▶ [Figure record extracts]:
-- begin --

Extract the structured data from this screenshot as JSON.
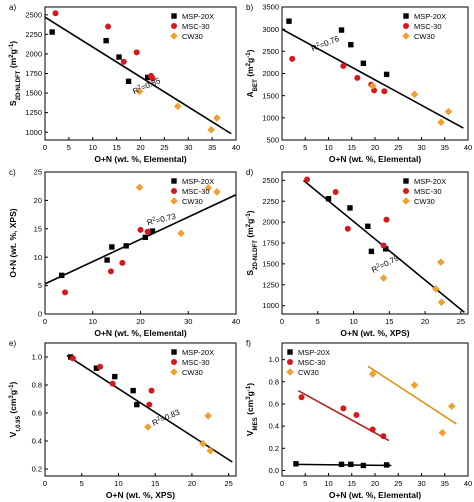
{
  "chart_data": [
    {
      "panel": "a)",
      "type": "scatter",
      "xlabel": "O+N (wt. %, Elemental)",
      "ylabel": "S2D-NLDFT (m²g⁻¹)",
      "xlim": [
        0,
        40
      ],
      "ylim": [
        900,
        2600
      ],
      "xticks": [
        0,
        5,
        10,
        15,
        20,
        25,
        30,
        35,
        40
      ],
      "yticks": [
        1000,
        1250,
        1500,
        1750,
        2000,
        2250,
        2500
      ],
      "legend": "top-right",
      "annotation": "R²=0.85",
      "series": [
        {
          "name": "MSP-20X",
          "color": "#000000",
          "marker": "square",
          "x": [
            1.5,
            12.8,
            15.5,
            17.5,
            21.5
          ],
          "y": [
            2280,
            2170,
            1960,
            1650,
            1700
          ]
        },
        {
          "name": "MSC-30",
          "color": "#d7191c",
          "marker": "circle",
          "x": [
            2.2,
            13.2,
            16.5,
            19.2,
            22.2,
            22.5
          ],
          "y": [
            2520,
            2350,
            1900,
            2020,
            1720,
            1690
          ]
        },
        {
          "name": "CW30",
          "color": "#f0a030",
          "marker": "diamond",
          "x": [
            19.8,
            27.8,
            34.8,
            36.0
          ],
          "y": [
            1520,
            1330,
            1030,
            1180
          ]
        }
      ],
      "fit": {
        "x": [
          0,
          39
        ],
        "y": [
          2470,
          980
        ]
      }
    },
    {
      "panel": "b)",
      "type": "scatter",
      "xlabel": "O+N (wt. %, Elemental)",
      "ylabel": "ABET (m²g⁻¹)",
      "xlim": [
        0,
        40
      ],
      "ylim": [
        500,
        3500
      ],
      "xticks": [
        0,
        5,
        10,
        15,
        20,
        25,
        30,
        35,
        40
      ],
      "yticks": [
        500,
        1000,
        1500,
        2000,
        2500,
        3000,
        3500
      ],
      "legend": "top-right",
      "annotation": "R²=0.76",
      "series": [
        {
          "name": "MSP-20X",
          "color": "#000000",
          "marker": "square",
          "x": [
            1.5,
            12.8,
            14.8,
            17.5,
            22.5
          ],
          "y": [
            3180,
            2980,
            2650,
            2230,
            1980
          ]
        },
        {
          "name": "MSC-30",
          "color": "#d7191c",
          "marker": "circle",
          "x": [
            2.2,
            13.2,
            16.2,
            19.2,
            19.8,
            22.0
          ],
          "y": [
            2330,
            2170,
            1900,
            1750,
            1620,
            1600
          ]
        },
        {
          "name": "CW30",
          "color": "#f0a030",
          "marker": "diamond",
          "x": [
            19.5,
            28.5,
            34.2,
            35.8
          ],
          "y": [
            1720,
            1530,
            900,
            1140
          ]
        }
      ],
      "fit": {
        "x": [
          0,
          39
        ],
        "y": [
          3000,
          770
        ]
      }
    },
    {
      "panel": "c)",
      "type": "scatter",
      "xlabel": "O+N (wt. %, Elemental)",
      "ylabel": "O+N (wt. %, XPS)",
      "xlim": [
        0,
        40
      ],
      "ylim": [
        0,
        25
      ],
      "xticks": [
        0,
        10,
        20,
        30,
        40
      ],
      "yticks": [
        0,
        5,
        10,
        15,
        20,
        25
      ],
      "legend": "top-right",
      "annotation": "R²=0.73",
      "series": [
        {
          "name": "MSP-20X",
          "color": "#000000",
          "marker": "square",
          "x": [
            3.5,
            13.0,
            14.0,
            17.0,
            21.0,
            22.5
          ],
          "y": [
            6.8,
            9.5,
            11.8,
            12.0,
            13.5,
            14.6
          ]
        },
        {
          "name": "MSC-30",
          "color": "#d7191c",
          "marker": "circle",
          "x": [
            4.2,
            13.8,
            16.2,
            20.0,
            21.5
          ],
          "y": [
            3.8,
            7.5,
            9.0,
            14.8,
            14.5
          ]
        },
        {
          "name": "CW30",
          "color": "#f0a030",
          "marker": "diamond",
          "x": [
            19.8,
            28.5,
            34.2,
            36.0
          ],
          "y": [
            22.3,
            14.2,
            22.2,
            21.5
          ]
        }
      ],
      "fit": {
        "x": [
          0,
          40
        ],
        "y": [
          5.3,
          21.0
        ]
      }
    },
    {
      "panel": "d)",
      "type": "scatter",
      "xlabel": "O+N (wt. %, XPS)",
      "ylabel": "S2D-NLDFT (m²g⁻¹)",
      "xlim": [
        0,
        26
      ],
      "ylim": [
        900,
        2600
      ],
      "xticks": [
        0,
        5,
        10,
        15,
        20,
        25
      ],
      "yticks": [
        1000,
        1250,
        1500,
        1750,
        2000,
        2250,
        2500
      ],
      "legend": "top-right",
      "annotation": "R²=0.79",
      "series": [
        {
          "name": "MSP-20X",
          "color": "#000000",
          "marker": "square",
          "x": [
            6.5,
            9.5,
            12.0,
            12.5,
            14.5
          ],
          "y": [
            2280,
            2170,
            1950,
            1650,
            1680
          ]
        },
        {
          "name": "MSC-30",
          "color": "#d7191c",
          "marker": "circle",
          "x": [
            3.5,
            7.5,
            9.2,
            14.2,
            14.6
          ],
          "y": [
            2510,
            2360,
            1920,
            1720,
            2030
          ]
        },
        {
          "name": "CW30",
          "color": "#f0a030",
          "marker": "diamond",
          "x": [
            14.2,
            21.5,
            22.2,
            22.3
          ],
          "y": [
            1330,
            1200,
            1520,
            1040
          ]
        }
      ],
      "fit": {
        "x": [
          3,
          25.5
        ],
        "y": [
          2500,
          920
        ]
      }
    },
    {
      "panel": "e)",
      "type": "scatter",
      "xlabel": "O+N (wt. %, XPS)",
      "ylabel": "Vt,0.95 (cm³g⁻¹)",
      "xlim": [
        0,
        26
      ],
      "ylim": [
        0.15,
        1.1
      ],
      "xticks": [
        0,
        5,
        10,
        15,
        20,
        25
      ],
      "yticks": [
        0.2,
        0.4,
        0.6,
        0.8,
        1.0
      ],
      "legend": "top-right",
      "annotation": "R²=0.83",
      "series": [
        {
          "name": "MSP-20X",
          "color": "#000000",
          "marker": "square",
          "x": [
            3.5,
            7.0,
            9.5,
            12.0,
            12.5
          ],
          "y": [
            1.0,
            0.92,
            0.86,
            0.76,
            0.66
          ]
        },
        {
          "name": "MSC-30",
          "color": "#d7191c",
          "marker": "circle",
          "x": [
            3.8,
            7.5,
            9.2,
            14.2,
            14.5
          ],
          "y": [
            0.99,
            0.93,
            0.81,
            0.66,
            0.76
          ]
        },
        {
          "name": "CW30",
          "color": "#f0a030",
          "marker": "diamond",
          "x": [
            14.0,
            21.5,
            22.2,
            22.5
          ],
          "y": [
            0.5,
            0.38,
            0.58,
            0.33
          ]
        }
      ],
      "fit": {
        "x": [
          3,
          25.5
        ],
        "y": [
          1.01,
          0.25
        ]
      }
    },
    {
      "panel": "f)",
      "type": "scatter",
      "xlabel": "O+N (wt. %, Elemental)",
      "ylabel": "VMES (cm³g⁻¹)",
      "xlim": [
        0,
        40
      ],
      "ylim": [
        -0.05,
        1.15
      ],
      "xticks": [
        0,
        5,
        10,
        15,
        20,
        25,
        30,
        35,
        40
      ],
      "yticks": [
        0.0,
        0.2,
        0.4,
        0.6,
        0.8,
        1.0
      ],
      "legend": "top-left",
      "series": [
        {
          "name": "MSP-20X",
          "color": "#000000",
          "marker": "square",
          "x": [
            3.0,
            12.8,
            14.8,
            17.5,
            22.5
          ],
          "y": [
            0.06,
            0.055,
            0.055,
            0.045,
            0.05
          ]
        },
        {
          "name": "MSC-30",
          "color": "#d7191c",
          "marker": "circle",
          "x": [
            4.2,
            13.2,
            16.0,
            19.5,
            21.8
          ],
          "y": [
            0.66,
            0.56,
            0.5,
            0.37,
            0.31
          ]
        },
        {
          "name": "CW30",
          "color": "#f0a030",
          "marker": "diamond",
          "x": [
            19.5,
            28.5,
            34.5,
            36.5
          ],
          "y": [
            0.87,
            0.77,
            0.34,
            0.58
          ]
        }
      ],
      "fits": [
        {
          "color": "#000000",
          "x": [
            3.0,
            23.5
          ],
          "y": [
            0.055,
            0.045
          ]
        },
        {
          "color": "#b22222",
          "x": [
            3.5,
            23.0
          ],
          "y": [
            0.72,
            0.27
          ]
        },
        {
          "color": "#e0921a",
          "x": [
            18.5,
            37.5
          ],
          "y": [
            0.94,
            0.42
          ]
        }
      ]
    }
  ]
}
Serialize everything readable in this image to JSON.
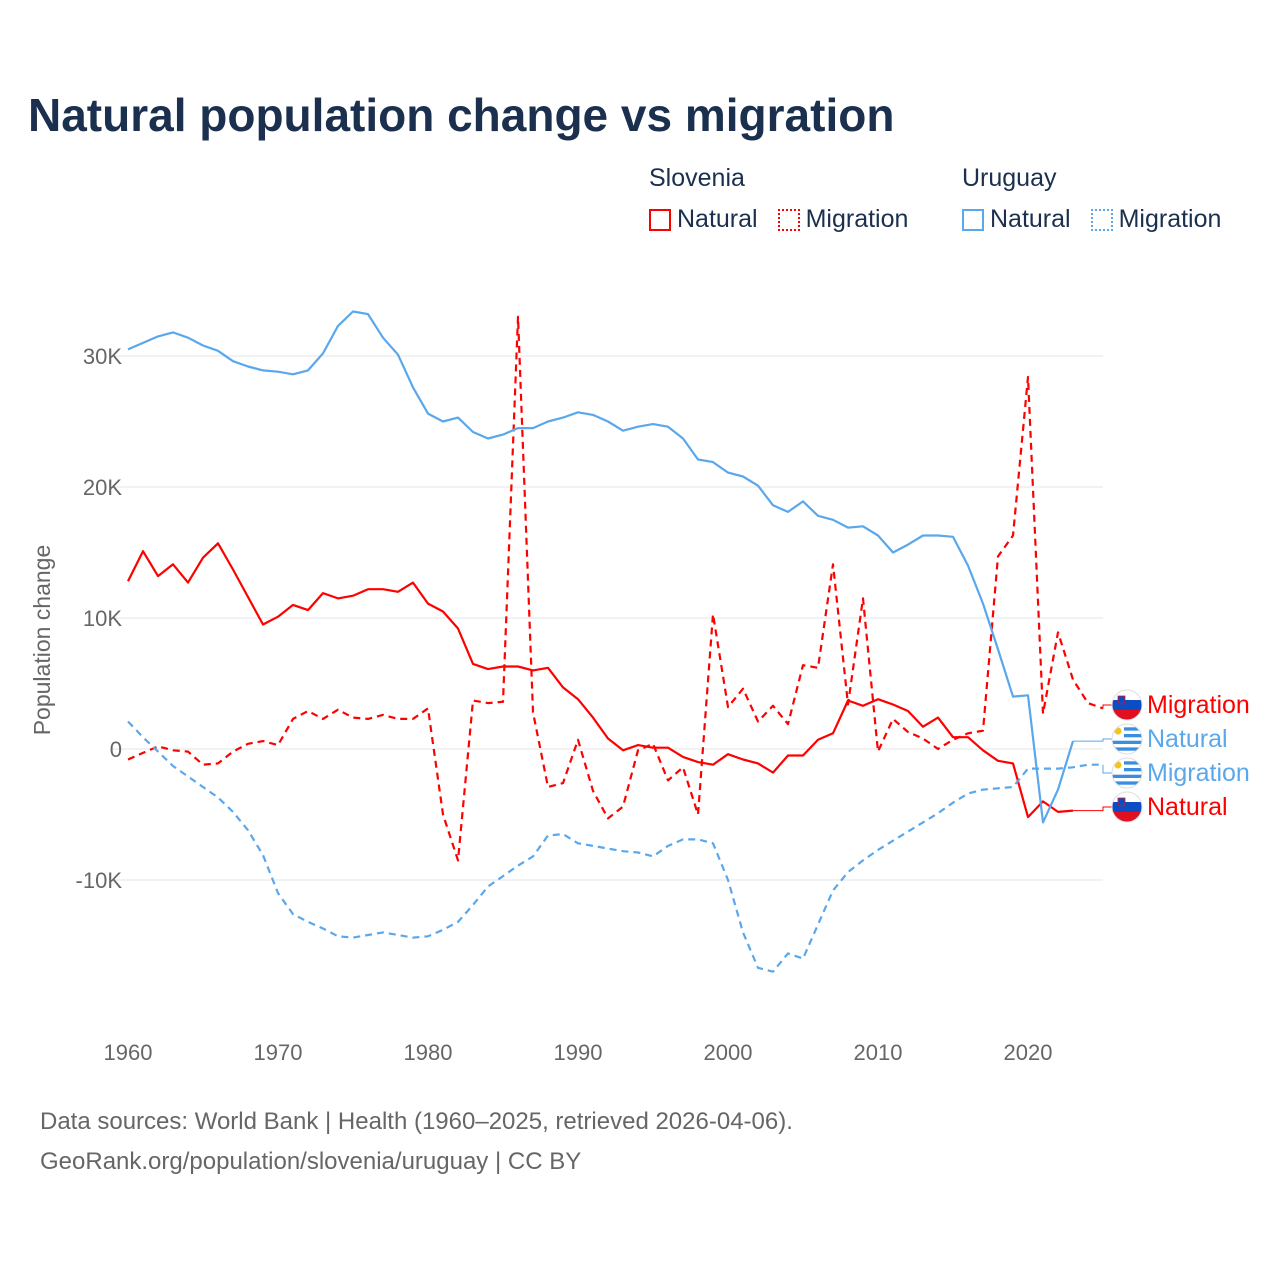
{
  "chart_data": {
    "type": "line",
    "title": "Natural population change vs migration",
    "xlabel": "",
    "ylabel": "Population change",
    "xlim": [
      1960,
      2025
    ],
    "ylim": [
      -20000,
      34000
    ],
    "x_ticks": [
      1960,
      1970,
      1980,
      1990,
      2000,
      2010,
      2020
    ],
    "x_tick_labels": [
      "1960",
      "1970",
      "1980",
      "1990",
      "2000",
      "2010",
      "2020"
    ],
    "y_ticks": [
      -10000,
      0,
      10000,
      20000,
      30000
    ],
    "y_tick_labels": [
      "-10K",
      "0",
      "10K",
      "20K",
      "30K"
    ],
    "grid": true,
    "legend": {
      "placement": "top-right",
      "groups": [
        {
          "country": "Slovenia",
          "items": [
            "Natural",
            "Migration"
          ]
        },
        {
          "country": "Uruguay",
          "items": [
            "Natural",
            "Migration"
          ]
        }
      ]
    },
    "series": [
      {
        "name": "Slovenia Natural",
        "country": "Slovenia",
        "kind": "Natural",
        "color": "#ff0000",
        "dashed": false,
        "end_label": "Natural",
        "start_year": 1960,
        "values": [
          12800,
          15100,
          13200,
          14100,
          12700,
          14600,
          15700,
          13700,
          11600,
          9500,
          10100,
          11000,
          10600,
          11900,
          11500,
          11700,
          12200,
          12200,
          12000,
          12700,
          11100,
          10500,
          9200,
          6500,
          6100,
          6300,
          6300,
          6000,
          6200,
          4700,
          3800,
          2400,
          800,
          -100,
          300,
          100,
          100,
          -600,
          -1000,
          -1200,
          -400,
          -800,
          -1100,
          -1800,
          -500,
          -500,
          700,
          1200,
          3700,
          3300,
          3800,
          3400,
          2900,
          1700,
          2400,
          900,
          900,
          -100,
          -900,
          -1100,
          -5200,
          -4000,
          -4800,
          -4700
        ]
      },
      {
        "name": "Slovenia Migration",
        "country": "Slovenia",
        "kind": "Migration",
        "color": "#ff0000",
        "dashed": true,
        "end_label": "Migration",
        "start_year": 1960,
        "values": [
          -800,
          -300,
          200,
          -100,
          -200,
          -1200,
          -1100,
          -200,
          400,
          600,
          300,
          2300,
          2900,
          2300,
          3000,
          2400,
          2300,
          2600,
          2300,
          2300,
          3100,
          -5000,
          -8500,
          3700,
          3500,
          3600,
          33000,
          2800,
          -2900,
          -2600,
          700,
          -3200,
          -5300,
          -4400,
          -100,
          400,
          -2400,
          -1400,
          -5000,
          10300,
          3200,
          4600,
          2100,
          3300,
          1900,
          6400,
          6200,
          14100,
          3400,
          11500,
          -200,
          2300,
          1300,
          800,
          0,
          700,
          1200,
          1400,
          14700,
          16300,
          28400,
          2700,
          8900,
          5300,
          3500,
          3100
        ]
      },
      {
        "name": "Uruguay Natural",
        "country": "Uruguay",
        "kind": "Natural",
        "color": "#5aa7ec",
        "dashed": false,
        "end_label": "Natural",
        "start_year": 1960,
        "values": [
          30500,
          31000,
          31500,
          31800,
          31400,
          30800,
          30400,
          29600,
          29200,
          28900,
          28800,
          28600,
          28900,
          30200,
          32300,
          33400,
          33200,
          31400,
          30100,
          27600,
          25600,
          25000,
          25300,
          24200,
          23700,
          24000,
          24500,
          24500,
          25000,
          25300,
          25700,
          25500,
          25000,
          24300,
          24600,
          24800,
          24600,
          23700,
          22100,
          21900,
          21100,
          20800,
          20100,
          18600,
          18100,
          18900,
          17800,
          17500,
          16900,
          17000,
          16300,
          15000,
          15600,
          16300,
          16300,
          16200,
          14000,
          11100,
          7600,
          4000,
          4100,
          -5600,
          -3100,
          600
        ]
      },
      {
        "name": "Uruguay Migration",
        "country": "Uruguay",
        "kind": "Migration",
        "color": "#5aa7ec",
        "dashed": true,
        "end_label": "Migration",
        "start_year": 1960,
        "values": [
          2100,
          900,
          -200,
          -1300,
          -2100,
          -2900,
          -3700,
          -4800,
          -6200,
          -8100,
          -11000,
          -12600,
          -13200,
          -13700,
          -14300,
          -14400,
          -14200,
          -14000,
          -14200,
          -14400,
          -14300,
          -13800,
          -13200,
          -11900,
          -10500,
          -9700,
          -8900,
          -8200,
          -6600,
          -6500,
          -7200,
          -7400,
          -7600,
          -7800,
          -7900,
          -8200,
          -7400,
          -6900,
          -6900,
          -7200,
          -10000,
          -14000,
          -16700,
          -17000,
          -15600,
          -16000,
          -13400,
          -10800,
          -9400,
          -8500,
          -7700,
          -7000,
          -6300,
          -5600,
          -4900,
          -4100,
          -3400,
          -3100,
          -3000,
          -2900,
          -1500,
          -1500,
          -1500,
          -1400,
          -1200,
          -1200
        ]
      }
    ],
    "end_label_order": [
      1,
      2,
      3,
      0
    ]
  },
  "colors": {
    "slovenia": "#ff0000",
    "uruguay": "#5aa7ec",
    "title": "#1b2f4e"
  },
  "footer": {
    "line1": "Data sources: World Bank | Health (1960–2025, retrieved 2026-04-06).",
    "line2": "GeoRank.org/population/slovenia/uruguay | CC BY"
  }
}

-- end --

▶ [Exercise details]: Above are the records. Identify each line that contains the word "ylabel".

▶ [Full output]:
      "ylabel": "S2D-NLDFT (m²g⁻¹)",
      "ylabel": "ABET (m²g⁻¹)",
      "ylabel": "O+N (wt. %, XPS)",
      "ylabel": "S2D-NLDFT (m²g⁻¹)",
      "ylabel": "Vt,0.95 (cm³g⁻¹)",
      "ylabel": "VMES (cm³g⁻¹)",
    "ylabel": "Population change",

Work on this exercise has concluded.